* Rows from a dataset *
--------------------------------
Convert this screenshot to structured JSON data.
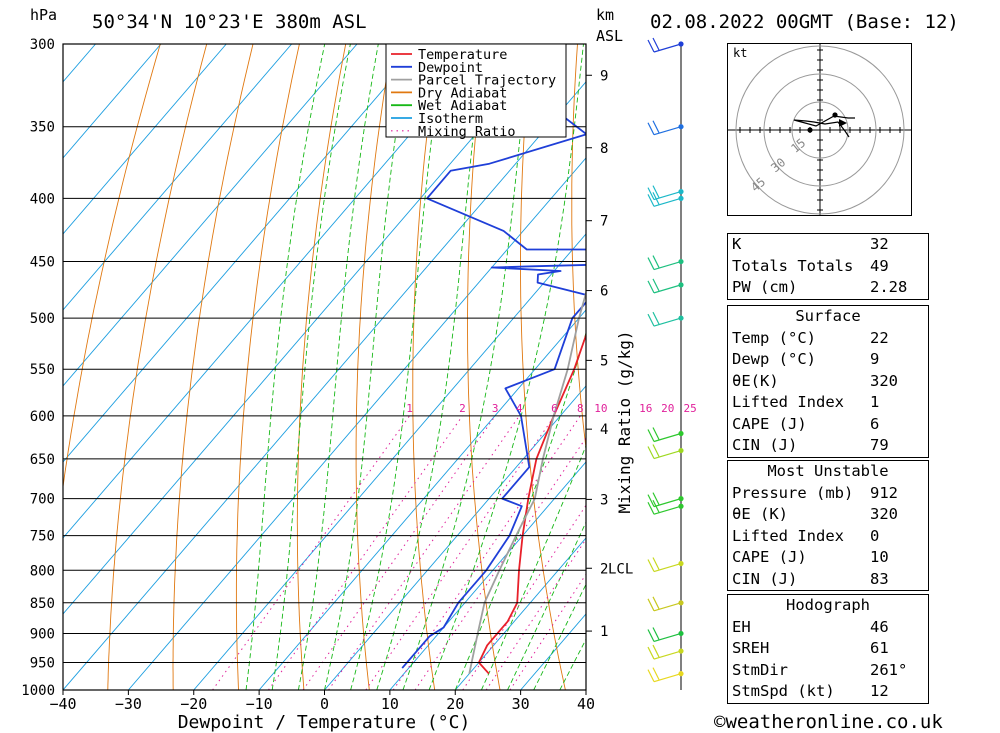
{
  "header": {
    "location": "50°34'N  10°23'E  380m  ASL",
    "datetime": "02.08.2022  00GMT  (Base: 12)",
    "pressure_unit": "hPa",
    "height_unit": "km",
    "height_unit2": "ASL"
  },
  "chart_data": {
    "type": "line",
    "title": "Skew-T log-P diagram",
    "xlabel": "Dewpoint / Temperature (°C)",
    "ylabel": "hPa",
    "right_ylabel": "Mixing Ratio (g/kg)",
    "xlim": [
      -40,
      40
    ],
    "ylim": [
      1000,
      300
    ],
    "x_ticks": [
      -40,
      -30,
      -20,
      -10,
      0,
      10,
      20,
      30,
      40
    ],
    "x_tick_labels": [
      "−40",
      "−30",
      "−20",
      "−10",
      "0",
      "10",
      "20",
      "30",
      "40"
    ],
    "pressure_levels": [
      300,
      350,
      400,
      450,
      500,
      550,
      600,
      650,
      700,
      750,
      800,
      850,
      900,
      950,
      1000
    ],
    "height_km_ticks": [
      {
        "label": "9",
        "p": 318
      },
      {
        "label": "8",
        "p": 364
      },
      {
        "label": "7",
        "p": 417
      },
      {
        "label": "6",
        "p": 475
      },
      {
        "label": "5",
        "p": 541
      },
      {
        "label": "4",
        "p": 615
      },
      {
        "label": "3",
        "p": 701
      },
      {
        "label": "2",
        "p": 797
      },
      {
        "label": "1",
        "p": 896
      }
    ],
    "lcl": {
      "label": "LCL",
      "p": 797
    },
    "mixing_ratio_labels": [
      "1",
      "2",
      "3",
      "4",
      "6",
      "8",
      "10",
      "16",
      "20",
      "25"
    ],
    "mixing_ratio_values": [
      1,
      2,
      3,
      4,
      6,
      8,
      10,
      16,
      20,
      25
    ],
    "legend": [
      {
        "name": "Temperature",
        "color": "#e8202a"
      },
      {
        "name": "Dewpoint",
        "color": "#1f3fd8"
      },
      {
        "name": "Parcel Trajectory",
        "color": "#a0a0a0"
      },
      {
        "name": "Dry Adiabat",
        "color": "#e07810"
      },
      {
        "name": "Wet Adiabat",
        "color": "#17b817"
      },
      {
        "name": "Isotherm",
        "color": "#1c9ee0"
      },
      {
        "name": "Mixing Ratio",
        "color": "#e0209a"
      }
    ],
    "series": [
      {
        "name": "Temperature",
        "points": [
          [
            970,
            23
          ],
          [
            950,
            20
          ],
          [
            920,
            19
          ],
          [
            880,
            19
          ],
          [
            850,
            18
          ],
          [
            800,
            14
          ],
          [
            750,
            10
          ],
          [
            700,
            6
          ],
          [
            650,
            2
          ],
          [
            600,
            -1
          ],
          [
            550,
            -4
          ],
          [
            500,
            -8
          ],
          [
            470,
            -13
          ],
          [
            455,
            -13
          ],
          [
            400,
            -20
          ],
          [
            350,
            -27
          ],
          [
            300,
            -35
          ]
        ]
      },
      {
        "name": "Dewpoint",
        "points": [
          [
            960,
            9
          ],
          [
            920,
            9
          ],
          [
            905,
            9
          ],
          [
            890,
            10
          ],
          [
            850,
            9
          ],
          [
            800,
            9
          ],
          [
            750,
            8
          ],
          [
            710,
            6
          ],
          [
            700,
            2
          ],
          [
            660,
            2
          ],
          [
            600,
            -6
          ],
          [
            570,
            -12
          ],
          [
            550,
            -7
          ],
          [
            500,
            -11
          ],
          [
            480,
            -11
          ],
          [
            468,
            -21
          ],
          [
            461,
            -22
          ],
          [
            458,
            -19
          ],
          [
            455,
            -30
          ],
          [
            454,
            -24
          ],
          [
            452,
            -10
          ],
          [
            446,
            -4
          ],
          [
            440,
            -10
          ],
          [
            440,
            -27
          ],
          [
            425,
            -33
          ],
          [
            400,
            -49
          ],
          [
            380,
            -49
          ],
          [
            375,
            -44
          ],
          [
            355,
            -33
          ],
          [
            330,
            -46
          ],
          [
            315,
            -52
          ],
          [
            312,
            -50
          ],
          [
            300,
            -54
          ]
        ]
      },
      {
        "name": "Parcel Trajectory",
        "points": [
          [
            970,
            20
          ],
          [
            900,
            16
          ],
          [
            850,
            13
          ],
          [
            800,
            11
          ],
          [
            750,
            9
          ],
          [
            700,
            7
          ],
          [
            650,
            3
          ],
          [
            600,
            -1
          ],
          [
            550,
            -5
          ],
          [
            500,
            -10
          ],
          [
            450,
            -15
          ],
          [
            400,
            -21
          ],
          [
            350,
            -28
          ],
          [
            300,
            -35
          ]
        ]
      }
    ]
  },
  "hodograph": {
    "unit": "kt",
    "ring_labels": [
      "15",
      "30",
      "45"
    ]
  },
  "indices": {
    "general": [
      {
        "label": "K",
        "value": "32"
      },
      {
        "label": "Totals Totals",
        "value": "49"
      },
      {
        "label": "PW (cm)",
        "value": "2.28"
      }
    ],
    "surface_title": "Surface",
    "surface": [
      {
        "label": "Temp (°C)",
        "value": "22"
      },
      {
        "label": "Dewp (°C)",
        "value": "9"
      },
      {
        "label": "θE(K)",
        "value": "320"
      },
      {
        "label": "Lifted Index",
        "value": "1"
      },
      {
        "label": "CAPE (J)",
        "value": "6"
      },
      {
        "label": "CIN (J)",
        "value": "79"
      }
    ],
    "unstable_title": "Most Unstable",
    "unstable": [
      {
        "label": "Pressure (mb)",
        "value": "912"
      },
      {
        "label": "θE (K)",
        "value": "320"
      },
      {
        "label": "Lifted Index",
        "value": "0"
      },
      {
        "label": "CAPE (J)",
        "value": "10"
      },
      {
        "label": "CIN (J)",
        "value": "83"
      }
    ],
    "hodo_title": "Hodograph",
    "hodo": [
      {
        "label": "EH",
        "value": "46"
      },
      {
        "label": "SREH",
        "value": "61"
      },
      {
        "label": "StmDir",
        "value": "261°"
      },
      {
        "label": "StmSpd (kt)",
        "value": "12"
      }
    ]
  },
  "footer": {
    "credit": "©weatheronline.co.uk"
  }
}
--------------------------------
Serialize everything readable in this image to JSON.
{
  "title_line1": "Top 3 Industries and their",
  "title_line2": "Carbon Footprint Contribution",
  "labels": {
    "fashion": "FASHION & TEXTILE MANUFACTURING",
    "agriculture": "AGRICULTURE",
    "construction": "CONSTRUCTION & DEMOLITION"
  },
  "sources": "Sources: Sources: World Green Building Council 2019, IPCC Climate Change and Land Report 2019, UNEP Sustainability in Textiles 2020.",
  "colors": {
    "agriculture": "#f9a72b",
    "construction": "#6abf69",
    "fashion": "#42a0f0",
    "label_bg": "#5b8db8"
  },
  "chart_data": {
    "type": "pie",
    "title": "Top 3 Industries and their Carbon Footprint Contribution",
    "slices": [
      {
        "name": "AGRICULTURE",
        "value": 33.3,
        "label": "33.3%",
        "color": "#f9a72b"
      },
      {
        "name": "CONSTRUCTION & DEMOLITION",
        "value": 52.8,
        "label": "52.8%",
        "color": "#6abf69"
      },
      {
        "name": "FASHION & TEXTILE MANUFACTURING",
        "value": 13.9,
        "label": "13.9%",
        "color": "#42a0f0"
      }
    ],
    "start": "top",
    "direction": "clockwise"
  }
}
--------------------------------
Count the lines in the entries above that include the string "Industries", then give only that figure.

* Output of the exercise *
2